▶ RECORDS FOR PROCESSING:
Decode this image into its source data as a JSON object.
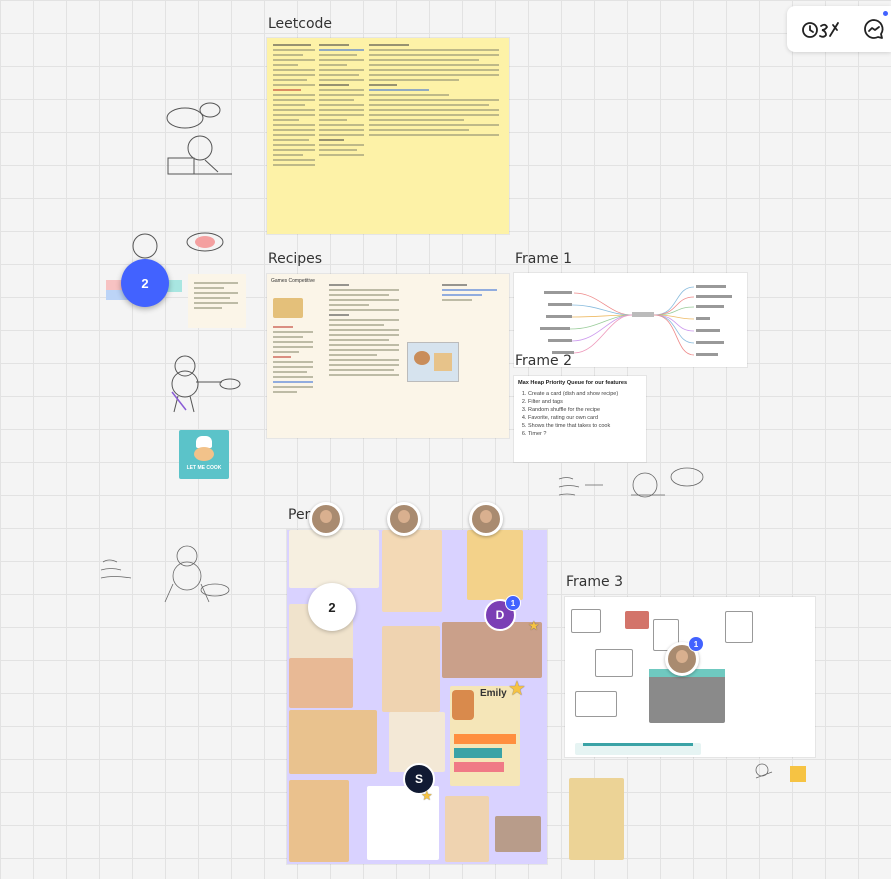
{
  "frames": {
    "leetcode": {
      "title": "Leetcode"
    },
    "recipes": {
      "title": "Recipes",
      "doc_heading": "Games Competitive"
    },
    "frame1": {
      "title": "Frame 1"
    },
    "frame2": {
      "title": "Frame 2",
      "heading": "Max Heap Priority Queue for our features",
      "items": [
        "Create a card (dish and show recipe)",
        "Filter and tags",
        "Random shuffle for the recipe",
        "Favorite, rating our own card",
        "Shows the time that takes to cook",
        "Timer ?"
      ]
    },
    "personas": {
      "title": "Per",
      "persona_name": "Emily"
    },
    "frame3": {
      "title": "Frame 3"
    }
  },
  "collaborators": {
    "cluster_left": "2",
    "cluster_personas": "2",
    "user_d": {
      "initial": "D",
      "badge": "1"
    },
    "user_s": {
      "initial": "S"
    },
    "frame3_badge": "1"
  },
  "stickers": {
    "let_me_cook": "LET ME COOK"
  },
  "toolbar": {
    "reactions_icon": "reactions-icon",
    "comments_icon": "comment-icon"
  },
  "colors": {
    "accent": "#4262ff",
    "sticky_yellow": "#fdf2a7",
    "lavender": "#d9d2ff",
    "mint": "#7fd6cf"
  }
}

▶ PROBLEM TO SOLVE: Transcribe every line from the records above without alteration, and leave out the images.

▶ THE RESPONSE:
Decode this image into its source data as a JSON object.
{
  "frames": {
    "leetcode": {
      "title": "Leetcode"
    },
    "recipes": {
      "title": "Recipes",
      "doc_heading": "Games Competitive"
    },
    "frame1": {
      "title": "Frame 1"
    },
    "frame2": {
      "title": "Frame 2",
      "heading": "Max Heap Priority Queue for our features",
      "items": [
        "Create a card (dish and show recipe)",
        "Filter and tags",
        "Random shuffle for the recipe",
        "Favorite, rating our own card",
        "Shows the time that takes to cook",
        "Timer ?"
      ]
    },
    "personas": {
      "title": "Per",
      "persona_name": "Emily"
    },
    "frame3": {
      "title": "Frame 3"
    }
  },
  "collaborators": {
    "cluster_left": "2",
    "cluster_personas": "2",
    "user_d": {
      "initial": "D",
      "badge": "1"
    },
    "user_s": {
      "initial": "S"
    },
    "frame3_badge": "1"
  },
  "stickers": {
    "let_me_cook": "LET ME COOK"
  },
  "toolbar": {
    "reactions_icon": "reactions-icon",
    "comments_icon": "comment-icon"
  },
  "colors": {
    "accent": "#4262ff",
    "sticky_yellow": "#fdf2a7",
    "lavender": "#d9d2ff",
    "mint": "#7fd6cf"
  }
}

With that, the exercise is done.